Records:
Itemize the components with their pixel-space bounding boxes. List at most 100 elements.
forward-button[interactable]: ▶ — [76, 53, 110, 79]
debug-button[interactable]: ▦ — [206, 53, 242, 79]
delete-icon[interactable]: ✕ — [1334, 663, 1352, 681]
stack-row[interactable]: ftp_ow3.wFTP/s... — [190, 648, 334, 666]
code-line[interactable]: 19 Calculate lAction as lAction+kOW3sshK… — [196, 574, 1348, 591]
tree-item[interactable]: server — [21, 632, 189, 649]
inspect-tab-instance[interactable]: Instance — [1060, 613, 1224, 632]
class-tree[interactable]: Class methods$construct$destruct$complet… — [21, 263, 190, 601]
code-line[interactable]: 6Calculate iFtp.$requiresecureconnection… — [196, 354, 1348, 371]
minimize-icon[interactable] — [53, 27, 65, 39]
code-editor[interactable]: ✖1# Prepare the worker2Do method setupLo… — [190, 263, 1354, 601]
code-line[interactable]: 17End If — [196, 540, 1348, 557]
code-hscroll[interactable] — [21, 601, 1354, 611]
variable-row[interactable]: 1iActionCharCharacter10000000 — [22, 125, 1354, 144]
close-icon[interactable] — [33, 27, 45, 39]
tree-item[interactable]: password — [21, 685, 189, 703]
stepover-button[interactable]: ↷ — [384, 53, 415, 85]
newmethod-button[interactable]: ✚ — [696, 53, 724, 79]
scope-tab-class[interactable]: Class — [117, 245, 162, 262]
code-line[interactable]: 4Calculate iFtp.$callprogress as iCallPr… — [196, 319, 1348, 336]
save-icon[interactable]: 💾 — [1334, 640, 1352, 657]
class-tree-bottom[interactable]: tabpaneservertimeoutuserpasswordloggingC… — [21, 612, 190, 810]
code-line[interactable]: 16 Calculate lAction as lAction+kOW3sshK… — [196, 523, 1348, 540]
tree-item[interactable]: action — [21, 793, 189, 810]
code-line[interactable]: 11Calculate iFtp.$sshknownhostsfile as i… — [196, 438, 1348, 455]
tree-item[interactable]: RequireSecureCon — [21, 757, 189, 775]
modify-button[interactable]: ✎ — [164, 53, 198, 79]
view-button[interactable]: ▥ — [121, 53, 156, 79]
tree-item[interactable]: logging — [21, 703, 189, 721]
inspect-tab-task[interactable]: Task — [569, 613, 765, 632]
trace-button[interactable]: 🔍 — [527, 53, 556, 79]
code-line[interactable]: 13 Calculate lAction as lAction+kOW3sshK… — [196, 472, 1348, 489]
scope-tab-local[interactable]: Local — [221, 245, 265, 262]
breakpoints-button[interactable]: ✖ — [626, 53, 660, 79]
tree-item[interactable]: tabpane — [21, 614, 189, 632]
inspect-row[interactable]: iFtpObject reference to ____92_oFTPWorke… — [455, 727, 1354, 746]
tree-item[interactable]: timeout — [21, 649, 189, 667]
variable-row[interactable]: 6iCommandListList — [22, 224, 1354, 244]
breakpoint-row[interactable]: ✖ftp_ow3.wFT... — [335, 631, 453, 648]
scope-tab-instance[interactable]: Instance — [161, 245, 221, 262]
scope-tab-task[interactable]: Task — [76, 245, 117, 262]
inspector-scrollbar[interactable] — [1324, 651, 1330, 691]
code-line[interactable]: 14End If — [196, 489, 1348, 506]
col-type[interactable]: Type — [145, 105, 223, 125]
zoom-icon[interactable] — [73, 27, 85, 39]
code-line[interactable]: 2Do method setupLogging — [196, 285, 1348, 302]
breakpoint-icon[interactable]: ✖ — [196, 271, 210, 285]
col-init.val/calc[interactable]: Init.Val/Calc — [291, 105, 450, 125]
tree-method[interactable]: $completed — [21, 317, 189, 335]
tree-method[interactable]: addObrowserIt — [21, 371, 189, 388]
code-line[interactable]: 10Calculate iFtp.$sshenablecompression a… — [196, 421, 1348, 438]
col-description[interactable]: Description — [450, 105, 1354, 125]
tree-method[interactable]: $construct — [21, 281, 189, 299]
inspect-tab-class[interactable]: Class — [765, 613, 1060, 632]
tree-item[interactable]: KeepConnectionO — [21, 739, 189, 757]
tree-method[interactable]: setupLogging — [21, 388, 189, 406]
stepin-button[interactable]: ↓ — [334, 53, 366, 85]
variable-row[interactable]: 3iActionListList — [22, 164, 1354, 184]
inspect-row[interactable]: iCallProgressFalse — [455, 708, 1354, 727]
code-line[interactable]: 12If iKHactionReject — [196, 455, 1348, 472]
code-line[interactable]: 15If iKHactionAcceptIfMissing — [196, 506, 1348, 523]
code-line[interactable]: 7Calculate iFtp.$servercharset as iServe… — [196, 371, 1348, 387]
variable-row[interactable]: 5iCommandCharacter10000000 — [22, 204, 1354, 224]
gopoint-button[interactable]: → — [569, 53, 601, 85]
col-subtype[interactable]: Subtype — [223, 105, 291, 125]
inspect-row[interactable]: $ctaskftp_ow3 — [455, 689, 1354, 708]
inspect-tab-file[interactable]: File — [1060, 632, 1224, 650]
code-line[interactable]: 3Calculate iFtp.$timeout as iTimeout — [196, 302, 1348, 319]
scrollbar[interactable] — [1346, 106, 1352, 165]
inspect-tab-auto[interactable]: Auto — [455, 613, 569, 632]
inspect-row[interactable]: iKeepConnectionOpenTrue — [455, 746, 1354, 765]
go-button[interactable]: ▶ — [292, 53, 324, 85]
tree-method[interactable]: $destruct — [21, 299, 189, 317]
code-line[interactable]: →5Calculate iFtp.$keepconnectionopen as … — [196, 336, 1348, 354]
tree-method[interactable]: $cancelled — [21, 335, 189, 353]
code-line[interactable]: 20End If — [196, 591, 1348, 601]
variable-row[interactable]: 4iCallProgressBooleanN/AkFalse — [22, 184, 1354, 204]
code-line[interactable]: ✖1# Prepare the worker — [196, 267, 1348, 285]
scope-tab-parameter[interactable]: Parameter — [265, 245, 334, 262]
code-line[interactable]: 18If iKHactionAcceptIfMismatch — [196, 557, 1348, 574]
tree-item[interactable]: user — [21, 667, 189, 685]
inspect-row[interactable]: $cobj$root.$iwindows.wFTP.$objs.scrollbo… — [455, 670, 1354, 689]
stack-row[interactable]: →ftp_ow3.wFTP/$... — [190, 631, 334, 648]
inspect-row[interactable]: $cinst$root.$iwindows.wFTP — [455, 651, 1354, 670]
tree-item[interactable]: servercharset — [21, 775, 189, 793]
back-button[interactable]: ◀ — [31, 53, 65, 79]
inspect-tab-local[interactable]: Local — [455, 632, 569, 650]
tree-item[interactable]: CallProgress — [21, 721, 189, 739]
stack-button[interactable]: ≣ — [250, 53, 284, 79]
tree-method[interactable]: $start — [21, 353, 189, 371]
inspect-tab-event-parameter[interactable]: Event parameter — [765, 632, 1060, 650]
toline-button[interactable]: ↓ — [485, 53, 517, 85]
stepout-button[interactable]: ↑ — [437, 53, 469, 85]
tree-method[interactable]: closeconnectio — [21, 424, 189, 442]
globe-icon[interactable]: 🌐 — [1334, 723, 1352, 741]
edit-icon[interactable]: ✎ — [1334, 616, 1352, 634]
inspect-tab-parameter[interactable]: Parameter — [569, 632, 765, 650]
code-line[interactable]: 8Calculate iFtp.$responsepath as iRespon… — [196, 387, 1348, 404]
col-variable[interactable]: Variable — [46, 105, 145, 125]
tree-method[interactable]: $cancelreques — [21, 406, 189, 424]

Exercise aim:
Reproduce each line of the records above word for word.

Output of the exercise:
Itemize the components with their pixel-space bounding boxes. List at most 100 elements.
forward-button[interactable]: ▶ — [76, 53, 110, 79]
debug-button[interactable]: ▦ — [206, 53, 242, 79]
delete-icon[interactable]: ✕ — [1334, 663, 1352, 681]
stack-row[interactable]: ftp_ow3.wFTP/s... — [190, 648, 334, 666]
code-line[interactable]: 19 Calculate lAction as lAction+kOW3sshK… — [196, 574, 1348, 591]
tree-item[interactable]: server — [21, 632, 189, 649]
inspect-tab-instance[interactable]: Instance — [1060, 613, 1224, 632]
class-tree[interactable]: Class methods$construct$destruct$complet… — [21, 263, 190, 601]
code-line[interactable]: 6Calculate iFtp.$requiresecureconnection… — [196, 354, 1348, 371]
minimize-icon[interactable] — [53, 27, 65, 39]
code-editor[interactable]: ✖1# Prepare the worker2Do method setupLo… — [190, 263, 1354, 601]
code-line[interactable]: 17End If — [196, 540, 1348, 557]
code-hscroll[interactable] — [21, 601, 1354, 611]
variable-row[interactable]: 1iActionCharCharacter10000000 — [22, 125, 1354, 144]
close-icon[interactable] — [33, 27, 45, 39]
tree-item[interactable]: password — [21, 685, 189, 703]
stepover-button[interactable]: ↷ — [384, 53, 415, 85]
newmethod-button[interactable]: ✚ — [696, 53, 724, 79]
scope-tab-class[interactable]: Class — [117, 245, 162, 262]
code-line[interactable]: 4Calculate iFtp.$callprogress as iCallPr… — [196, 319, 1348, 336]
save-icon[interactable]: 💾 — [1334, 640, 1352, 657]
class-tree-bottom[interactable]: tabpaneservertimeoutuserpasswordloggingC… — [21, 612, 190, 810]
code-line[interactable]: 16 Calculate lAction as lAction+kOW3sshK… — [196, 523, 1348, 540]
tree-item[interactable]: action — [21, 793, 189, 810]
code-line[interactable]: 11Calculate iFtp.$sshknownhostsfile as i… — [196, 438, 1348, 455]
tree-item[interactable]: RequireSecureCon — [21, 757, 189, 775]
modify-button[interactable]: ✎ — [164, 53, 198, 79]
view-button[interactable]: ▥ — [121, 53, 156, 79]
tree-item[interactable]: logging — [21, 703, 189, 721]
inspect-tab-task[interactable]: Task — [569, 613, 765, 632]
trace-button[interactable]: 🔍 — [527, 53, 556, 79]
code-line[interactable]: 13 Calculate lAction as lAction+kOW3sshK… — [196, 472, 1348, 489]
scope-tab-local[interactable]: Local — [221, 245, 265, 262]
breakpoints-button[interactable]: ✖ — [626, 53, 660, 79]
tree-item[interactable]: tabpane — [21, 614, 189, 632]
inspect-row[interactable]: iFtpObject reference to ____92_oFTPWorke… — [455, 727, 1354, 746]
tree-item[interactable]: timeout — [21, 649, 189, 667]
variable-row[interactable]: 6iCommandListList — [22, 224, 1354, 244]
breakpoint-row[interactable]: ✖ftp_ow3.wFT... — [335, 631, 453, 648]
scope-tab-instance[interactable]: Instance — [161, 245, 221, 262]
scope-tab-task[interactable]: Task — [76, 245, 117, 262]
inspector-scrollbar[interactable] — [1324, 651, 1330, 691]
code-line[interactable]: 14End If — [196, 489, 1348, 506]
col-type[interactable]: Type — [145, 105, 223, 125]
zoom-icon[interactable] — [73, 27, 85, 39]
code-line[interactable]: 2Do method setupLogging — [196, 285, 1348, 302]
breakpoint-icon[interactable]: ✖ — [196, 271, 210, 285]
col-init.val/calc[interactable]: Init.Val/Calc — [291, 105, 450, 125]
tree-method[interactable]: $completed — [21, 317, 189, 335]
tree-method[interactable]: addObrowserIt — [21, 371, 189, 388]
code-line[interactable]: 10Calculate iFtp.$sshenablecompression a… — [196, 421, 1348, 438]
col-description[interactable]: Description — [450, 105, 1354, 125]
tree-method[interactable]: $construct — [21, 281, 189, 299]
inspect-tab-class[interactable]: Class — [765, 613, 1060, 632]
tree-item[interactable]: KeepConnectionO — [21, 739, 189, 757]
tree-method[interactable]: setupLogging — [21, 388, 189, 406]
stepin-button[interactable]: ↓ — [334, 53, 366, 85]
variable-row[interactable]: 3iActionListList — [22, 164, 1354, 184]
inspect-row[interactable]: iCallProgressFalse — [455, 708, 1354, 727]
code-line[interactable]: 12If iKHactionReject — [196, 455, 1348, 472]
code-line[interactable]: 15If iKHactionAcceptIfMissing — [196, 506, 1348, 523]
code-line[interactable]: 7Calculate iFtp.$servercharset as iServe… — [196, 371, 1348, 387]
variable-row[interactable]: 5iCommandCharacter10000000 — [22, 204, 1354, 224]
gopoint-button[interactable]: → — [569, 53, 601, 85]
col-subtype[interactable]: Subtype — [223, 105, 291, 125]
inspect-row[interactable]: $ctaskftp_ow3 — [455, 689, 1354, 708]
inspect-tab-file[interactable]: File — [1060, 632, 1224, 650]
code-line[interactable]: 3Calculate iFtp.$timeout as iTimeout — [196, 302, 1348, 319]
scrollbar[interactable] — [1346, 106, 1352, 165]
inspect-tab-auto[interactable]: Auto — [455, 613, 569, 632]
inspect-row[interactable]: iKeepConnectionOpenTrue — [455, 746, 1354, 765]
go-button[interactable]: ▶ — [292, 53, 324, 85]
tree-method[interactable]: $destruct — [21, 299, 189, 317]
code-line[interactable]: →5Calculate iFtp.$keepconnectionopen as … — [196, 336, 1348, 354]
tree-method[interactable]: $cancelled — [21, 335, 189, 353]
code-line[interactable]: 20End If — [196, 591, 1348, 601]
variable-row[interactable]: 4iCallProgressBooleanN/AkFalse — [22, 184, 1354, 204]
code-line[interactable]: ✖1# Prepare the worker — [196, 267, 1348, 285]
scope-tab-parameter[interactable]: Parameter — [265, 245, 334, 262]
code-line[interactable]: 18If iKHactionAcceptIfMismatch — [196, 557, 1348, 574]
tree-item[interactable]: user — [21, 667, 189, 685]
inspect-row[interactable]: $cobj$root.$iwindows.wFTP.$objs.scrollbo… — [455, 670, 1354, 689]
stack-row[interactable]: →ftp_ow3.wFTP/$... — [190, 631, 334, 648]
inspect-row[interactable]: $cinst$root.$iwindows.wFTP — [455, 651, 1354, 670]
tree-item[interactable]: servercharset — [21, 775, 189, 793]
back-button[interactable]: ◀ — [31, 53, 65, 79]
inspect-tab-local[interactable]: Local — [455, 632, 569, 650]
tree-item[interactable]: CallProgress — [21, 721, 189, 739]
stack-button[interactable]: ≣ — [250, 53, 284, 79]
tree-method[interactable]: $start — [21, 353, 189, 371]
inspect-tab-event-parameter[interactable]: Event parameter — [765, 632, 1060, 650]
toline-button[interactable]: ↓ — [485, 53, 517, 85]
stepout-button[interactable]: ↑ — [437, 53, 469, 85]
tree-method[interactable]: closeconnectio — [21, 424, 189, 442]
globe-icon[interactable]: 🌐 — [1334, 723, 1352, 741]
edit-icon[interactable]: ✎ — [1334, 616, 1352, 634]
inspect-tab-parameter[interactable]: Parameter — [569, 632, 765, 650]
code-line[interactable]: 8Calculate iFtp.$responsepath as iRespon… — [196, 387, 1348, 404]
col-variable[interactable]: Variable — [46, 105, 145, 125]
tree-method[interactable]: $cancelreques — [21, 406, 189, 424]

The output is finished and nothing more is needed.